_DIRECTIVE_. Extract the complete listing and output it unchanged.

========

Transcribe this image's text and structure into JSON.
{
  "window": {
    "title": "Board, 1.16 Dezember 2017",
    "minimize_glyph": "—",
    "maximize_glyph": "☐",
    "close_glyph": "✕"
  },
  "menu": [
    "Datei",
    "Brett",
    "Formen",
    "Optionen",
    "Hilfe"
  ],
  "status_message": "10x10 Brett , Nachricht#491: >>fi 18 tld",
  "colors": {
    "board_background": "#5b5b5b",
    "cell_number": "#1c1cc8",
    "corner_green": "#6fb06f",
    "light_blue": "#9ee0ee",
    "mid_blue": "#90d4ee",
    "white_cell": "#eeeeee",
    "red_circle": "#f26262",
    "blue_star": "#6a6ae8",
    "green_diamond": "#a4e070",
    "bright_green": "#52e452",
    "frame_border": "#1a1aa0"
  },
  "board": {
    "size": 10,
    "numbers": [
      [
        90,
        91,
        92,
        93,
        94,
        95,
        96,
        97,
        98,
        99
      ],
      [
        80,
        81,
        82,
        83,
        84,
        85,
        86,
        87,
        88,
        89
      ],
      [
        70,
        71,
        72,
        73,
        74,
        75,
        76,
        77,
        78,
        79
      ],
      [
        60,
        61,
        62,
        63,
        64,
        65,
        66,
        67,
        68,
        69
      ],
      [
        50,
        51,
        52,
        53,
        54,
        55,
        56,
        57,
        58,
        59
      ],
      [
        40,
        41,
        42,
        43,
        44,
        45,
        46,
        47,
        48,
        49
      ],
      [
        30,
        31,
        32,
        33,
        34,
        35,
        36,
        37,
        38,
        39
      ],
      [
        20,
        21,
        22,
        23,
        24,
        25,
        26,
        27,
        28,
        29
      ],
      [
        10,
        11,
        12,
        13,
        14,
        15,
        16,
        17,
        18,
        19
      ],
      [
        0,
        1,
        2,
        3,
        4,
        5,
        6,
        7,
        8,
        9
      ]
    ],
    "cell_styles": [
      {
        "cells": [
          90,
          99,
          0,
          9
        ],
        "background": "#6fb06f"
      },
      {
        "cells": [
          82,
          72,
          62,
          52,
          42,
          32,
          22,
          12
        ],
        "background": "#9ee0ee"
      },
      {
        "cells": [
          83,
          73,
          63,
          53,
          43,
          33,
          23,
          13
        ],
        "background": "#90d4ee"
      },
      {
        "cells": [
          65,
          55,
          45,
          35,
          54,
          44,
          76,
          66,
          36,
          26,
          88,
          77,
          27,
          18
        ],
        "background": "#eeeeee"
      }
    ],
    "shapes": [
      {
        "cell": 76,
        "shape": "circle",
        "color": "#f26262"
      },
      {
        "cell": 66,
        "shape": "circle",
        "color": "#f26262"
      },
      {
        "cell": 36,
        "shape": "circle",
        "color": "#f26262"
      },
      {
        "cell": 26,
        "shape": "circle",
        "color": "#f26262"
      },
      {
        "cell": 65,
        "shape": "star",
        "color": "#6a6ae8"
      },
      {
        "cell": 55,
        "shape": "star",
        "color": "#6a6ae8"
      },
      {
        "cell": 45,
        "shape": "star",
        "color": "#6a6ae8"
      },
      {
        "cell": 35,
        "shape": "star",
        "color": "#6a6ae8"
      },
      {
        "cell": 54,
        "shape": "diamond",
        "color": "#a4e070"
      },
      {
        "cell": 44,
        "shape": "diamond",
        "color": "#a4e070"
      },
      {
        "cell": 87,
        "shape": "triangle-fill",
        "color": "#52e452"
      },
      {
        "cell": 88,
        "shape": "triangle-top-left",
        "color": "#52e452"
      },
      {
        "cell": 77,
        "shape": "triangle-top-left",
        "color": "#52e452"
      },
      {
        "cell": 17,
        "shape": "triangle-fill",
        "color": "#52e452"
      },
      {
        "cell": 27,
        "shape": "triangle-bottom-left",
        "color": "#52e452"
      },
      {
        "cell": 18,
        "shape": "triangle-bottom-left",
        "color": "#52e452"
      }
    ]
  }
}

========

_WRITTEN RESPONSE_.
Transcribe this image's text and structure into JSON.
{
  "window": {
    "title": "Board, 1.16 Dezember 2017",
    "minimize_glyph": "—",
    "maximize_glyph": "☐",
    "close_glyph": "✕"
  },
  "menu": [
    "Datei",
    "Brett",
    "Formen",
    "Optionen",
    "Hilfe"
  ],
  "status_message": "10x10 Brett , Nachricht#491: >>fi 18 tld",
  "colors": {
    "board_background": "#5b5b5b",
    "cell_number": "#1c1cc8",
    "corner_green": "#6fb06f",
    "light_blue": "#9ee0ee",
    "mid_blue": "#90d4ee",
    "white_cell": "#eeeeee",
    "red_circle": "#f26262",
    "blue_star": "#6a6ae8",
    "green_diamond": "#a4e070",
    "bright_green": "#52e452",
    "frame_border": "#1a1aa0"
  },
  "board": {
    "size": 10,
    "numbers": [
      [
        90,
        91,
        92,
        93,
        94,
        95,
        96,
        97,
        98,
        99
      ],
      [
        80,
        81,
        82,
        83,
        84,
        85,
        86,
        87,
        88,
        89
      ],
      [
        70,
        71,
        72,
        73,
        74,
        75,
        76,
        77,
        78,
        79
      ],
      [
        60,
        61,
        62,
        63,
        64,
        65,
        66,
        67,
        68,
        69
      ],
      [
        50,
        51,
        52,
        53,
        54,
        55,
        56,
        57,
        58,
        59
      ],
      [
        40,
        41,
        42,
        43,
        44,
        45,
        46,
        47,
        48,
        49
      ],
      [
        30,
        31,
        32,
        33,
        34,
        35,
        36,
        37,
        38,
        39
      ],
      [
        20,
        21,
        22,
        23,
        24,
        25,
        26,
        27,
        28,
        29
      ],
      [
        10,
        11,
        12,
        13,
        14,
        15,
        16,
        17,
        18,
        19
      ],
      [
        0,
        1,
        2,
        3,
        4,
        5,
        6,
        7,
        8,
        9
      ]
    ],
    "cell_styles": [
      {
        "cells": [
          90,
          99,
          0,
          9
        ],
        "background": "#6fb06f"
      },
      {
        "cells": [
          82,
          72,
          62,
          52,
          42,
          32,
          22,
          12
        ],
        "background": "#9ee0ee"
      },
      {
        "cells": [
          83,
          73,
          63,
          53,
          43,
          33,
          23,
          13
        ],
        "background": "#90d4ee"
      },
      {
        "cells": [
          65,
          55,
          45,
          35,
          54,
          44,
          76,
          66,
          36,
          26,
          88,
          77,
          27,
          18
        ],
        "background": "#eeeeee"
      }
    ],
    "shapes": [
      {
        "cell": 76,
        "shape": "circle",
        "color": "#f26262"
      },
      {
        "cell": 66,
        "shape": "circle",
        "color": "#f26262"
      },
      {
        "cell": 36,
        "shape": "circle",
        "color": "#f26262"
      },
      {
        "cell": 26,
        "shape": "circle",
        "color": "#f26262"
      },
      {
        "cell": 65,
        "shape": "star",
        "color": "#6a6ae8"
      },
      {
        "cell": 55,
        "shape": "star",
        "color": "#6a6ae8"
      },
      {
        "cell": 45,
        "shape": "star",
        "color": "#6a6ae8"
      },
      {
        "cell": 35,
        "shape": "star",
        "color": "#6a6ae8"
      },
      {
        "cell": 54,
        "shape": "diamond",
        "color": "#a4e070"
      },
      {
        "cell": 44,
        "shape": "diamond",
        "color": "#a4e070"
      },
      {
        "cell": 87,
        "shape": "triangle-fill",
        "color": "#52e452"
      },
      {
        "cell": 88,
        "shape": "triangle-top-left",
        "color": "#52e452"
      },
      {
        "cell": 77,
        "shape": "triangle-top-left",
        "color": "#52e452"
      },
      {
        "cell": 17,
        "shape": "triangle-fill",
        "color": "#52e452"
      },
      {
        "cell": 27,
        "shape": "triangle-bottom-left",
        "color": "#52e452"
      },
      {
        "cell": 18,
        "shape": "triangle-bottom-left",
        "color": "#52e452"
      }
    ]
  }
}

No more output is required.